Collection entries
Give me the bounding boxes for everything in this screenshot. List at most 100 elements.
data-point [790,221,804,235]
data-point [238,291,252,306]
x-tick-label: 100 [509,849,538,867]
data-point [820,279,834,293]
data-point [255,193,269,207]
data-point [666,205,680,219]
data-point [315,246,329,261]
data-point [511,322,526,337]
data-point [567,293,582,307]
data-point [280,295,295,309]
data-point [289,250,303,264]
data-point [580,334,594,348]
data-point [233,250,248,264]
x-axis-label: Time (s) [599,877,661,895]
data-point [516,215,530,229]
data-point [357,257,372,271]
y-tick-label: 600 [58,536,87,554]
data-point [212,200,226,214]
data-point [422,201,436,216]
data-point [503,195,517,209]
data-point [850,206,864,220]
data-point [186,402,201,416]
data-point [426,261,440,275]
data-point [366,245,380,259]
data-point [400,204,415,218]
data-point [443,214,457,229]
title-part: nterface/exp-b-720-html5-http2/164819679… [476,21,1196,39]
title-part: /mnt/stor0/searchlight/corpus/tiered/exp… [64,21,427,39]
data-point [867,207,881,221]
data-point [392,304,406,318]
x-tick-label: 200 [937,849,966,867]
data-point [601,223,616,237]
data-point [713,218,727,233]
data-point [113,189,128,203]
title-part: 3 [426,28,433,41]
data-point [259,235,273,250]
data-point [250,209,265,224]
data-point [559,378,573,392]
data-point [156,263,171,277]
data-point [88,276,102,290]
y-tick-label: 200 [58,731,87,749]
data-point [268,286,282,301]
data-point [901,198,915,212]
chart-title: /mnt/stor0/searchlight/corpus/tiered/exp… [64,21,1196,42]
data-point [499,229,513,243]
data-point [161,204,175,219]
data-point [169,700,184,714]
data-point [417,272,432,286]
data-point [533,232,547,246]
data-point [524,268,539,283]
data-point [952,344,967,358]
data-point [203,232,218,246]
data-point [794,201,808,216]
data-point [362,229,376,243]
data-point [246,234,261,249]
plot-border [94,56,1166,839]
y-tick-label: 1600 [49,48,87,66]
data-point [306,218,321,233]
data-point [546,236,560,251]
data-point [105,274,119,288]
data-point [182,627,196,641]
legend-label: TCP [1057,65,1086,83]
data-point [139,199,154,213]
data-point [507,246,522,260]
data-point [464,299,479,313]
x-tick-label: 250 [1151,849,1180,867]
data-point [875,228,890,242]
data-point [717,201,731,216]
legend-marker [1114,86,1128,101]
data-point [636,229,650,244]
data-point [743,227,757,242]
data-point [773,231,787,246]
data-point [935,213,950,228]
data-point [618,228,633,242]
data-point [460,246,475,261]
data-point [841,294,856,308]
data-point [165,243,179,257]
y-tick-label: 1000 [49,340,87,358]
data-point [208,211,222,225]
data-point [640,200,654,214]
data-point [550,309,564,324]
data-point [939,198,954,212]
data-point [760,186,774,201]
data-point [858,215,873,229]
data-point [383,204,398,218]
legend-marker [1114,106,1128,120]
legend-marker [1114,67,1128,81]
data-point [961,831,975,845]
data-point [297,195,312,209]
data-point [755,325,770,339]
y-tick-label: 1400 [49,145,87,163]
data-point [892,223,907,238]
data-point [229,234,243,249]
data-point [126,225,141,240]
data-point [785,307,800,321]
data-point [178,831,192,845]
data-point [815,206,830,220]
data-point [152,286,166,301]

GOAL: Can you write out every line above word for word, with nothing changed?

RESULT FOR THIS TASK:
Give me the bounding boxes for everything in this screenshot. List at most 100 elements.
data-point [790,221,804,235]
data-point [238,291,252,306]
x-tick-label: 100 [509,849,538,867]
data-point [820,279,834,293]
data-point [255,193,269,207]
data-point [666,205,680,219]
data-point [315,246,329,261]
data-point [511,322,526,337]
data-point [567,293,582,307]
data-point [280,295,295,309]
data-point [289,250,303,264]
data-point [580,334,594,348]
data-point [233,250,248,264]
x-axis-label: Time (s) [599,877,661,895]
data-point [516,215,530,229]
data-point [357,257,372,271]
y-tick-label: 600 [58,536,87,554]
data-point [212,200,226,214]
data-point [422,201,436,216]
data-point [503,195,517,209]
data-point [850,206,864,220]
data-point [186,402,201,416]
data-point [426,261,440,275]
data-point [366,245,380,259]
data-point [400,204,415,218]
data-point [443,214,457,229]
title-part: nterface/exp-b-720-html5-http2/164819679… [476,21,1196,39]
title-part: /mnt/stor0/searchlight/corpus/tiered/exp… [64,21,427,39]
data-point [867,207,881,221]
data-point [392,304,406,318]
x-tick-label: 200 [937,849,966,867]
data-point [601,223,616,237]
data-point [713,218,727,233]
data-point [113,189,128,203]
title-part: 3 [426,28,433,41]
data-point [259,235,273,250]
data-point [250,209,265,224]
data-point [559,378,573,392]
data-point [156,263,171,277]
data-point [88,276,102,290]
y-tick-label: 200 [58,731,87,749]
data-point [268,286,282,301]
data-point [901,198,915,212]
chart-title: /mnt/stor0/searchlight/corpus/tiered/exp… [64,21,1196,42]
data-point [499,229,513,243]
data-point [161,204,175,219]
data-point [169,700,184,714]
data-point [417,272,432,286]
data-point [533,232,547,246]
data-point [524,268,539,283]
data-point [952,344,967,358]
data-point [203,232,218,246]
data-point [794,201,808,216]
data-point [362,229,376,243]
data-point [246,234,261,249]
plot-border [94,56,1166,839]
y-tick-label: 1600 [49,48,87,66]
data-point [306,218,321,233]
data-point [546,236,560,251]
data-point [105,274,119,288]
data-point [182,627,196,641]
legend-label: TCP [1057,65,1086,83]
data-point [139,199,154,213]
data-point [507,246,522,260]
data-point [464,299,479,313]
x-tick-label: 250 [1151,849,1180,867]
data-point [875,228,890,242]
data-point [717,201,731,216]
legend-marker [1114,86,1128,101]
data-point [636,229,650,244]
data-point [743,227,757,242]
data-point [773,231,787,246]
data-point [935,213,950,228]
data-point [618,228,633,242]
data-point [460,246,475,261]
data-point [841,294,856,308]
data-point [165,243,179,257]
y-tick-label: 1000 [49,340,87,358]
data-point [208,211,222,225]
data-point [640,200,654,214]
data-point [550,309,564,324]
data-point [939,198,954,212]
data-point [760,186,774,201]
data-point [858,215,873,229]
data-point [383,204,398,218]
legend-marker [1114,106,1128,120]
legend-marker [1114,67,1128,81]
data-point [961,831,975,845]
data-point [297,195,312,209]
data-point [755,325,770,339]
y-tick-label: 1400 [49,145,87,163]
data-point [892,223,907,238]
data-point [229,234,243,249]
data-point [126,225,141,240]
data-point [785,307,800,321]
data-point [178,831,192,845]
data-point [815,206,830,220]
data-point [152,286,166,301]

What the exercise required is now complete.